INSTRUCTIONS TO FOLLOW: Write the material out again, line by line, exactly as it is.

--- start of RECORDS PROVIDED ---

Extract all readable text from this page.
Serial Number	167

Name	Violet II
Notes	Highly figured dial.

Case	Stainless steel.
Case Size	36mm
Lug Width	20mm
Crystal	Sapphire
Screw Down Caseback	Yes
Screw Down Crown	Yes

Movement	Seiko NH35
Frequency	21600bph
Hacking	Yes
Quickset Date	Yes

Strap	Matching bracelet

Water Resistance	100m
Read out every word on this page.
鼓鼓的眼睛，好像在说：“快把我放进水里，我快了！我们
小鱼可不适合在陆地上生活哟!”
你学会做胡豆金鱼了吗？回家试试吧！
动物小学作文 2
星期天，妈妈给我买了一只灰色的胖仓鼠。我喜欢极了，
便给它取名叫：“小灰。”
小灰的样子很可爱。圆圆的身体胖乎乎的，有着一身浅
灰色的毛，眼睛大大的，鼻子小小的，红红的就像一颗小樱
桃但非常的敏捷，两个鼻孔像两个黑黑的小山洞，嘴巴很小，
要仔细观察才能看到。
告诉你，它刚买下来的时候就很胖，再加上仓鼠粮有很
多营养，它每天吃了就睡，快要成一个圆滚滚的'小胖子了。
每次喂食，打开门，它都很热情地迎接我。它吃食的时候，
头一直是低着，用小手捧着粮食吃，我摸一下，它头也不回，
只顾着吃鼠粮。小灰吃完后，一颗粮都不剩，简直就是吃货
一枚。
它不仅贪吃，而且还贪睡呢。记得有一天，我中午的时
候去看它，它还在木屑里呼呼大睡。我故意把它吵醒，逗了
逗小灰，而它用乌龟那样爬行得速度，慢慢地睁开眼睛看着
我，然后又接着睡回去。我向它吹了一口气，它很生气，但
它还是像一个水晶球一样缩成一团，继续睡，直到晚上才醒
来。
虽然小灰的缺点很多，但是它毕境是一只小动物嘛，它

--- end of RECORDS PROVIDED ---

WORKED ANSWER:
Extract all readable text from this page.
Serial Number	167

Name	Violet II
Notes	Highly figured dial.

Case	Stainless steel.
Case Size	36mm
Lug Width	20mm
Crystal	Sapphire
Screw Down Caseback	Yes
Screw Down Crown	Yes

Movement	Seiko NH35
Frequency	21600bph
Hacking	Yes
Quickset Date	Yes

Strap	Matching bracelet

Water Resistance	100m
Read out every word on this page.
鼓鼓的眼睛，好像在说：“快把我放进水里，我快了！我们
小鱼可不适合在陆地上生活哟!”
你学会做胡豆金鱼了吗？回家试试吧！
动物小学作文 2
星期天，妈妈给我买了一只灰色的胖仓鼠。我喜欢极了，
便给它取名叫：“小灰。”
小灰的样子很可爱。圆圆的身体胖乎乎的，有着一身浅
灰色的毛，眼睛大大的，鼻子小小的，红红的就像一颗小樱
桃但非常的敏捷，两个鼻孔像两个黑黑的小山洞，嘴巴很小，
要仔细观察才能看到。
告诉你，它刚买下来的时候就很胖，再加上仓鼠粮有很
多营养，它每天吃了就睡，快要成一个圆滚滚的'小胖子了。
每次喂食，打开门，它都很热情地迎接我。它吃食的时候，
头一直是低着，用小手捧着粮食吃，我摸一下，它头也不回，
只顾着吃鼠粮。小灰吃完后，一颗粮都不剩，简直就是吃货
一枚。
它不仅贪吃，而且还贪睡呢。记得有一天，我中午的时
候去看它，它还在木屑里呼呼大睡。我故意把它吵醒，逗了
逗小灰，而它用乌龟那样爬行得速度，慢慢地睁开眼睛看着
我，然后又接着睡回去。我向它吹了一口气，它很生气，但
它还是像一个水晶球一样缩成一团，继续睡，直到晚上才醒
来。
虽然小灰的缺点很多，但是它毕境是一只小动物嘛，它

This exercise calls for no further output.